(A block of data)
--- start ---

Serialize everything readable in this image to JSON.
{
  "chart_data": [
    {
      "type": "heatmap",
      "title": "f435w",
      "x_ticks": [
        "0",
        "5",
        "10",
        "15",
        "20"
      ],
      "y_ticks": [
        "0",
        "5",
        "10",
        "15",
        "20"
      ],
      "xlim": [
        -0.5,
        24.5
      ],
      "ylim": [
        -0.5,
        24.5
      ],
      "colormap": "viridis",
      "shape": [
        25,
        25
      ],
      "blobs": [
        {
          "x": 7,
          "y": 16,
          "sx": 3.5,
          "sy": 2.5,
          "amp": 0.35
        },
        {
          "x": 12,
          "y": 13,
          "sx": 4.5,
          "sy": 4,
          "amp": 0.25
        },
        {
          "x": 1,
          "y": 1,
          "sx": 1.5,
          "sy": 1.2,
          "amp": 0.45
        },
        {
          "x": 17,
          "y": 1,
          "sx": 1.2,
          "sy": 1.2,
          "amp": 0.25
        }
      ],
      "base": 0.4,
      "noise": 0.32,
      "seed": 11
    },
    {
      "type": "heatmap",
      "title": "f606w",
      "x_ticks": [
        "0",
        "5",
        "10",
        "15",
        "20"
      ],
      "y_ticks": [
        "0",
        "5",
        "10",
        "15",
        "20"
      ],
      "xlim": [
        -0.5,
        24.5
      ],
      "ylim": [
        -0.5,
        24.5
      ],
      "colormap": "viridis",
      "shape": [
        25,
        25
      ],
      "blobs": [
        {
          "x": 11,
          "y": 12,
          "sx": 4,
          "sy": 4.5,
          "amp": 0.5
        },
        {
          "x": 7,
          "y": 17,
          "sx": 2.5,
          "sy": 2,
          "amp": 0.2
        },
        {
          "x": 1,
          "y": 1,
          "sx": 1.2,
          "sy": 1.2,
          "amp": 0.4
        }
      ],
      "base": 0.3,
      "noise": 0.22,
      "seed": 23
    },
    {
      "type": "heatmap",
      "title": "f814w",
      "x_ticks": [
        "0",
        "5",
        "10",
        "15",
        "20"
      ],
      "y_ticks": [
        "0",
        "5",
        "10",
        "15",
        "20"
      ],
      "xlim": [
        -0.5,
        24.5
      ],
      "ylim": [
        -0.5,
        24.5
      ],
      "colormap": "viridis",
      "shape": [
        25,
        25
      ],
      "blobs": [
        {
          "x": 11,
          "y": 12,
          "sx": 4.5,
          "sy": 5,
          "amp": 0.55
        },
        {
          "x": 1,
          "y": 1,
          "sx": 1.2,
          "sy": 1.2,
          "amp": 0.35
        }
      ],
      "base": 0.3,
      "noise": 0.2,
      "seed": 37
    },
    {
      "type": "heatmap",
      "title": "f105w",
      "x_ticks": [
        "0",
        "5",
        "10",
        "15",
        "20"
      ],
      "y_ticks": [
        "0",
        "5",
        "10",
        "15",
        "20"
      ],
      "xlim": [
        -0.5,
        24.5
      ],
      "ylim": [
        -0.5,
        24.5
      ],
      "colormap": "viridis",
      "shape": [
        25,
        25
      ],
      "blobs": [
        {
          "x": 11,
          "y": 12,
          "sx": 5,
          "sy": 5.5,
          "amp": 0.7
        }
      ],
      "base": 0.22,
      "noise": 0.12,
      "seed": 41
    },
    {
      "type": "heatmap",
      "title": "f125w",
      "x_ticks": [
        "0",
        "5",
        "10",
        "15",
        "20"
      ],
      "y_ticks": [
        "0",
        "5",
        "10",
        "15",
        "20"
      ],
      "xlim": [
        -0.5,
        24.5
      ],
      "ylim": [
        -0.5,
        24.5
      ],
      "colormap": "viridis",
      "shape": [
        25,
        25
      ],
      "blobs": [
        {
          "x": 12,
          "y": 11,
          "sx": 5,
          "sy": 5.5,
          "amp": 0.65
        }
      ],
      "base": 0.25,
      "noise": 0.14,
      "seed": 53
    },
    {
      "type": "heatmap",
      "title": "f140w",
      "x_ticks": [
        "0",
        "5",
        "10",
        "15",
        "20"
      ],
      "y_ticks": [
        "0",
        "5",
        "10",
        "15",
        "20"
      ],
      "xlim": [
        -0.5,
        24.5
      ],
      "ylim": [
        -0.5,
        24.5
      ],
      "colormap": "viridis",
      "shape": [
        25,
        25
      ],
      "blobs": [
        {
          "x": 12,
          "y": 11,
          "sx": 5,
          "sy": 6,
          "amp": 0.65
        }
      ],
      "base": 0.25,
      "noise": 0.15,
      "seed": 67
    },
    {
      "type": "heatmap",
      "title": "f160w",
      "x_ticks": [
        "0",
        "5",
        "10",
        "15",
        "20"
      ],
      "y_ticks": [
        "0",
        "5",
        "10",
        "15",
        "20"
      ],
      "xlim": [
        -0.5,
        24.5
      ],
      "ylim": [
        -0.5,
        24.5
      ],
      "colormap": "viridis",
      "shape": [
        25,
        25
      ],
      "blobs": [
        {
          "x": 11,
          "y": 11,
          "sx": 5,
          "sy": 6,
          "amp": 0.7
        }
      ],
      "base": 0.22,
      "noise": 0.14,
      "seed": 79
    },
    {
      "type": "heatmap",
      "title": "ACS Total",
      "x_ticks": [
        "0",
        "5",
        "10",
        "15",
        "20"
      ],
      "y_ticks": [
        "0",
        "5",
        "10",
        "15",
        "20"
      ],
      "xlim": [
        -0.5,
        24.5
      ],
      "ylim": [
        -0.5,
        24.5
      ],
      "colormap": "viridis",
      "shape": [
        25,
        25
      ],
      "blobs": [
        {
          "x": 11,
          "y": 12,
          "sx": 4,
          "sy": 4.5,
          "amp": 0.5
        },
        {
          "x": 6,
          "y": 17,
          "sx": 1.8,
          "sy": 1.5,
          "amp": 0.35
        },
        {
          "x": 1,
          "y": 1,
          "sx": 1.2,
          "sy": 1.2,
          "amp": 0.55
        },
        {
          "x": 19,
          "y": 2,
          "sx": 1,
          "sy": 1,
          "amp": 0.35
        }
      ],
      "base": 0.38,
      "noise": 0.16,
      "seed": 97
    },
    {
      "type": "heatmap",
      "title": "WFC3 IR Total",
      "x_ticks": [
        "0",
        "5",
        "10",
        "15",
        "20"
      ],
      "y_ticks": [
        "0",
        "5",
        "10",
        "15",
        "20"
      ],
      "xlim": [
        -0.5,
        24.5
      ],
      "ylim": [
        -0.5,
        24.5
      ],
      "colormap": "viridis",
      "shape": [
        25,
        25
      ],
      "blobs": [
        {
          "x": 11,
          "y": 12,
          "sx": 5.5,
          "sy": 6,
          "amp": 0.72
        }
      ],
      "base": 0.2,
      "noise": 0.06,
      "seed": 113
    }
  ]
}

--- end ---

## Task requirements
Using the listing above, show each line holding the string "title".

## Finished task
      "title": "f435w",
      "title": "f606w",
      "title": "f814w",
      "title": "f105w",
      "title": "f125w",
      "title": "f140w",
      "title": "f160w",
      "title": "ACS Total",
      "title": "WFC3 IR Total",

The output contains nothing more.